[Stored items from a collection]
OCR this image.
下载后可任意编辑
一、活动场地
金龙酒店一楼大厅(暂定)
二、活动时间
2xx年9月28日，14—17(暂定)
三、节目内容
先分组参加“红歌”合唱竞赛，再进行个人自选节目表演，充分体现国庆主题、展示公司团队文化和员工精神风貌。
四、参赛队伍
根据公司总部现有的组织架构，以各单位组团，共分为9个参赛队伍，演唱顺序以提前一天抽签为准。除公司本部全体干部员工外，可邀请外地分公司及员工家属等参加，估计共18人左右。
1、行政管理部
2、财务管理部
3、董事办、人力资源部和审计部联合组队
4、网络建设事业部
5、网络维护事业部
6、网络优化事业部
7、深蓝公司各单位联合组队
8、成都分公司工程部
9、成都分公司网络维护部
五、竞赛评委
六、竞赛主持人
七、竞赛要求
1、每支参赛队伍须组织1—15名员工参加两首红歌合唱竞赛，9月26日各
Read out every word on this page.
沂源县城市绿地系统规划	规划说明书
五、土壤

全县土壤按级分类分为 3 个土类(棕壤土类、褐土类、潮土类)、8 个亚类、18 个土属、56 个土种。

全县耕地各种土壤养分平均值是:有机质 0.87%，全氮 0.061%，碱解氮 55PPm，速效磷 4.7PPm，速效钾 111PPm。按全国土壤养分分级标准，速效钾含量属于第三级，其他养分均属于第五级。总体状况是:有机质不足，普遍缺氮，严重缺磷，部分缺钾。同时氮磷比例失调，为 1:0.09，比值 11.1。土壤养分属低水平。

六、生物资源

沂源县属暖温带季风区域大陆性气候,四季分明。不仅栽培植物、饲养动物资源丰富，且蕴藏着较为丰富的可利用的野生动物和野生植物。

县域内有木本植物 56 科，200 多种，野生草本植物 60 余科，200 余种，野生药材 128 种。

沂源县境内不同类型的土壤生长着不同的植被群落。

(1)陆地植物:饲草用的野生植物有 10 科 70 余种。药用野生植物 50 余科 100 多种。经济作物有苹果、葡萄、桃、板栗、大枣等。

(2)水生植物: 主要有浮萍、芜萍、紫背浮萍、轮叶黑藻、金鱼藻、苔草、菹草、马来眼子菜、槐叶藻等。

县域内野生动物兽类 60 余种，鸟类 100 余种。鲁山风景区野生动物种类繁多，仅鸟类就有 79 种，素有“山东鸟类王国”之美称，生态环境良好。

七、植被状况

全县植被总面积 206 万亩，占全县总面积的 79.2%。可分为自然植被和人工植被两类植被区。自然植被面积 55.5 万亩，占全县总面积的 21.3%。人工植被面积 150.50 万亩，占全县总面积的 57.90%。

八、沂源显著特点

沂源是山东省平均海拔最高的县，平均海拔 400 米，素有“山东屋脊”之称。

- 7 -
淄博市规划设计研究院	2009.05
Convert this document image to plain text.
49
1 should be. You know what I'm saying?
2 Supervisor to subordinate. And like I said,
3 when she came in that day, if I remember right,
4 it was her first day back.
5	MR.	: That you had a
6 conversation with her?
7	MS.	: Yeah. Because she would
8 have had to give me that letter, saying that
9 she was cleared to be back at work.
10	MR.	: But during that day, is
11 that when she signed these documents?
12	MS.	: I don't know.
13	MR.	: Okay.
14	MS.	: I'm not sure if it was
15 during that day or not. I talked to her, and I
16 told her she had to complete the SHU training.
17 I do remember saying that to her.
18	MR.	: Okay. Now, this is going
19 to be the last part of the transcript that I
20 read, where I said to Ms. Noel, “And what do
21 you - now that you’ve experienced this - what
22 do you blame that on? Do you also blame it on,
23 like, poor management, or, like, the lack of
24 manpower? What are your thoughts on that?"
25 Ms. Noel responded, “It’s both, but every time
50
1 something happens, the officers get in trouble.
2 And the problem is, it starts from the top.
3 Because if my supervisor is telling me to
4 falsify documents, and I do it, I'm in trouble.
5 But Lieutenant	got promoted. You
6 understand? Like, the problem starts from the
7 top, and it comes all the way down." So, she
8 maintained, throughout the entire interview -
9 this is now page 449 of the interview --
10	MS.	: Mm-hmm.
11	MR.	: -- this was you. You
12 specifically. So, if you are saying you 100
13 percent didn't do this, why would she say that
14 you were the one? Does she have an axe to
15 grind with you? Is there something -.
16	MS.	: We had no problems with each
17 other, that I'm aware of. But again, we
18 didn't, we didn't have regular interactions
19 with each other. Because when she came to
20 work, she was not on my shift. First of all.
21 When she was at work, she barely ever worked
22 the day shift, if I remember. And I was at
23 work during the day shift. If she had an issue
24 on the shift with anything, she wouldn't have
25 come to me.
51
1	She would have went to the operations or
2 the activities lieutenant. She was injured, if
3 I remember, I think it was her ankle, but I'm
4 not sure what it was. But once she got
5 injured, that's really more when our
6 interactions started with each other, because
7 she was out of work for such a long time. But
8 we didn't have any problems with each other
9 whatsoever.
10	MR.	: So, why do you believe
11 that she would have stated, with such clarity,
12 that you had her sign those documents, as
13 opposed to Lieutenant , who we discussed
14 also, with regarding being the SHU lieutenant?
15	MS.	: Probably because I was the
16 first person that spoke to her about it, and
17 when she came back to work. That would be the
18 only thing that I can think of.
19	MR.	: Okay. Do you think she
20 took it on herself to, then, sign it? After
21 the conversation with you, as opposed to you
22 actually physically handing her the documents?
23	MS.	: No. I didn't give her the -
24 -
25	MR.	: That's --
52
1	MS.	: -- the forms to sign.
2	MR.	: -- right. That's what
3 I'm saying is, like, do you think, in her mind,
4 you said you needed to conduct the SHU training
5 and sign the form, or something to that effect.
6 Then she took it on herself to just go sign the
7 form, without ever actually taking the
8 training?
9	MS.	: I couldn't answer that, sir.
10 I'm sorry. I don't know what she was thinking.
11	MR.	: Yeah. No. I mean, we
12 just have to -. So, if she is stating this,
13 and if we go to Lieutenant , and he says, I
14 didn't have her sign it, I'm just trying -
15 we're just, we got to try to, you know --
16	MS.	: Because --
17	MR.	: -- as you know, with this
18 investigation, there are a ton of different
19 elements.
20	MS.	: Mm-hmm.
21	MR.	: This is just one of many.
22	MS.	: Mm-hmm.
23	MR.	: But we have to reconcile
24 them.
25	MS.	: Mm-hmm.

# CHALLENGE
Copy out each line of the data containing the string "said".

# ANSWER TO THE EXERCISE
2 Supervisor to subordinate. And like I said,
20 read, where I said to Ms. Noel, “And what do
4 you said you needed to conduct the SHU training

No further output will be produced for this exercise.